## Challenge
Answer with one number: how many lines hold the string "InstanceStatus".

## Extracted data
******
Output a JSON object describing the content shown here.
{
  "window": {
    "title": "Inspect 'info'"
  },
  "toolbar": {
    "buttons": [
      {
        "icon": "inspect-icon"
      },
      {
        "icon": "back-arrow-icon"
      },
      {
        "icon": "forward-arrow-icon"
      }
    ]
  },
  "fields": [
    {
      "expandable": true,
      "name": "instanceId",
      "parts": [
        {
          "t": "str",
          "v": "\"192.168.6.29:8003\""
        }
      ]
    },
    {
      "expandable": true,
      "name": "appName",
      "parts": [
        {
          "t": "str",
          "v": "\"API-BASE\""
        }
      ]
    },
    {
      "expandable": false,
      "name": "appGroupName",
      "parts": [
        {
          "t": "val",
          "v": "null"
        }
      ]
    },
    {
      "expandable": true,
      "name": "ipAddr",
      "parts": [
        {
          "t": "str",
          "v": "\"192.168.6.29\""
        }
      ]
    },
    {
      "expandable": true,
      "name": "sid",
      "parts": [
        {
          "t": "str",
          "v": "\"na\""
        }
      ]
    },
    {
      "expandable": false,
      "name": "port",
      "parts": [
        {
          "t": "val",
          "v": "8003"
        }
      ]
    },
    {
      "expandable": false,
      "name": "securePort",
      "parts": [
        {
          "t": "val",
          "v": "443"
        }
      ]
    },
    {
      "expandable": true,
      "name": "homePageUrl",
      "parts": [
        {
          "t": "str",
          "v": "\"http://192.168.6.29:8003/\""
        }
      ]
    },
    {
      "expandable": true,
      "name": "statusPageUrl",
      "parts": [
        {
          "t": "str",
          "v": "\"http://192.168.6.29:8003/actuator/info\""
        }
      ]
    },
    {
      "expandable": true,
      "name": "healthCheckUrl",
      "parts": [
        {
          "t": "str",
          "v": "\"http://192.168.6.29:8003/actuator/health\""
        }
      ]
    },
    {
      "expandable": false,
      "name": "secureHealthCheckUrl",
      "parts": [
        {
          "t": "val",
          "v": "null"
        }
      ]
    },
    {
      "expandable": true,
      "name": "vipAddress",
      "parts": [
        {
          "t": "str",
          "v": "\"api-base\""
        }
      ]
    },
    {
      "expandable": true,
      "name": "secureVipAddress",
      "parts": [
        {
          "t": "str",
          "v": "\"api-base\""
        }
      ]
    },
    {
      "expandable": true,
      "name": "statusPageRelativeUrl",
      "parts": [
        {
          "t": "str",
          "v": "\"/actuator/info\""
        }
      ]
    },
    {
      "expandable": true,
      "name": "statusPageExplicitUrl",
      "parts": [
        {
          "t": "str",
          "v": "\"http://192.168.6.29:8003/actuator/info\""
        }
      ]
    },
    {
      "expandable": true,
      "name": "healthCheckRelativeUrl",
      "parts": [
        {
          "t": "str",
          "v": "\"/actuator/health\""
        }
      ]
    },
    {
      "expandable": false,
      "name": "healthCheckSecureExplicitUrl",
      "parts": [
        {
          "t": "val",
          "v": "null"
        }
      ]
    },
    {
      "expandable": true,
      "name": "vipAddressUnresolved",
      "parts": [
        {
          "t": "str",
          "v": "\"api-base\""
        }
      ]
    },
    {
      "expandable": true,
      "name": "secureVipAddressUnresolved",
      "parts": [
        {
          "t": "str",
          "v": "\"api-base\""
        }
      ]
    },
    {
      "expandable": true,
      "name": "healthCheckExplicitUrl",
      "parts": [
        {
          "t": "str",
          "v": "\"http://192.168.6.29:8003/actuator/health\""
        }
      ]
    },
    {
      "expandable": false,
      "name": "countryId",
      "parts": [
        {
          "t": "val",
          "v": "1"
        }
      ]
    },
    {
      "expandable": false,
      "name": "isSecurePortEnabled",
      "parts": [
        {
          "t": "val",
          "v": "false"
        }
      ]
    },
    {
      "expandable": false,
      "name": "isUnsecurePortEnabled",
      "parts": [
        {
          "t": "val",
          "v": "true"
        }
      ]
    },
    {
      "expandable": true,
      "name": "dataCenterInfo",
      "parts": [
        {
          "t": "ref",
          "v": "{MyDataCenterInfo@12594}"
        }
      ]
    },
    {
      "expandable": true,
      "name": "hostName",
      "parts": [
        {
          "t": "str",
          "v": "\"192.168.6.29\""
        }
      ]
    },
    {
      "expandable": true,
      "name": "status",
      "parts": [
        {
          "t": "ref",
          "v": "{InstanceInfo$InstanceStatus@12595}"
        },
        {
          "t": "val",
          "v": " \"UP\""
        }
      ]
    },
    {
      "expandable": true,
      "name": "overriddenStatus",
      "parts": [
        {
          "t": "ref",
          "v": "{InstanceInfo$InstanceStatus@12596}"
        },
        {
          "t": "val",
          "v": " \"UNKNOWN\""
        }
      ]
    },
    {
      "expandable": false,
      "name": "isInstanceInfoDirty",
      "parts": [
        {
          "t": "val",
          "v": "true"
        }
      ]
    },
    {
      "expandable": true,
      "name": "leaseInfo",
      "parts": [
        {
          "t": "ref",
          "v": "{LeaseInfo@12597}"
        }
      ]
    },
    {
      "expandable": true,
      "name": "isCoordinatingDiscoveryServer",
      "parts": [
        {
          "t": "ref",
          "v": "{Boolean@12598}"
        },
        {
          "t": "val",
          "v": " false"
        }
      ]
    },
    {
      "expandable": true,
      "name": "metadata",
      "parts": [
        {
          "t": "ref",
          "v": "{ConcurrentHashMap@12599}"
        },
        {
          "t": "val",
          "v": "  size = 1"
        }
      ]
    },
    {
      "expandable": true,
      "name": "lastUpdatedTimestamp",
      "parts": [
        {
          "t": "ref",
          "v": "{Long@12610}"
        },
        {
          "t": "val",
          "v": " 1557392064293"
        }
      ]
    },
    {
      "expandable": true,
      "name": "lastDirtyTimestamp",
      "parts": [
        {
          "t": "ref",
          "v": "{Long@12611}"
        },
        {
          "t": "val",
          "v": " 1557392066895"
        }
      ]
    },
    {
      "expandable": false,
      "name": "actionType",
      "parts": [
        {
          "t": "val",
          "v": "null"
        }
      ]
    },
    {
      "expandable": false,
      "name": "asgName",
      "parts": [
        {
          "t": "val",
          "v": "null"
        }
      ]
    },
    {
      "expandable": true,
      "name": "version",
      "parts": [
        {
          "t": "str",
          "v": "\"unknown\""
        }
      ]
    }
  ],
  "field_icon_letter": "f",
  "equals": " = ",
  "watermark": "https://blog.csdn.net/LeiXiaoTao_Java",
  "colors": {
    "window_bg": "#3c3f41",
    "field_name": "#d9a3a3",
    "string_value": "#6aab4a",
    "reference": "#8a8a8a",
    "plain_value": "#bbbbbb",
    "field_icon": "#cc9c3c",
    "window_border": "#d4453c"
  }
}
******
## Solution below
2